[start]

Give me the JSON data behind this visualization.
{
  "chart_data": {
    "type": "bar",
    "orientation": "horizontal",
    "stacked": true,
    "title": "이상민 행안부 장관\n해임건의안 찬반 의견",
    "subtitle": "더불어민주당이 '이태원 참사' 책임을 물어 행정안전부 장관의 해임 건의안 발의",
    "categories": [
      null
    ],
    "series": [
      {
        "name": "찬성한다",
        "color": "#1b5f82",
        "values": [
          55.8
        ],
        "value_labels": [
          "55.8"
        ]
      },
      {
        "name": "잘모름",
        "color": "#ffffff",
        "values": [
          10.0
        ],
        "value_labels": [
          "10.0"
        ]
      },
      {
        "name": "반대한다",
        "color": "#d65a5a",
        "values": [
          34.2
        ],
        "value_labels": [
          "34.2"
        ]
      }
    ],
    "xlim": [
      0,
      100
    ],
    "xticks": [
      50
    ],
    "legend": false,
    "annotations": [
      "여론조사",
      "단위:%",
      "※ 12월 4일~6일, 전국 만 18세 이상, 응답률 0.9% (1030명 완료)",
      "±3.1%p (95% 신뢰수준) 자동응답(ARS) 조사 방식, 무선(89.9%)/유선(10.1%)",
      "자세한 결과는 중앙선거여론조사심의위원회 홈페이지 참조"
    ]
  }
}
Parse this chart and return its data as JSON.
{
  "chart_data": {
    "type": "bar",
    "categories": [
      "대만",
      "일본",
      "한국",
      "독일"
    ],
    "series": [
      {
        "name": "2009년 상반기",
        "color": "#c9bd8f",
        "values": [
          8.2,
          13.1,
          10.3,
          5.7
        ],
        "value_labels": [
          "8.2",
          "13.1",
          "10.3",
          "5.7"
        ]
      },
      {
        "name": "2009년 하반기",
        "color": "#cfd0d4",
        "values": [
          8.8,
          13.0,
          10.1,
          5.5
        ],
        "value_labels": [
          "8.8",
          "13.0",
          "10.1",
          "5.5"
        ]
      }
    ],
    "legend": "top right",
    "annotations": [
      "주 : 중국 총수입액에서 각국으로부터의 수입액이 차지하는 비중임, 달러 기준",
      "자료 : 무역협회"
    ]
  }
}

[end]

= TASK DESCRIPTION =
Collect each line containing the string "this".

= FINISHED EXERCISE =
Give me the JSON data behind this visualization.
Parse this chart and return its data as JSON.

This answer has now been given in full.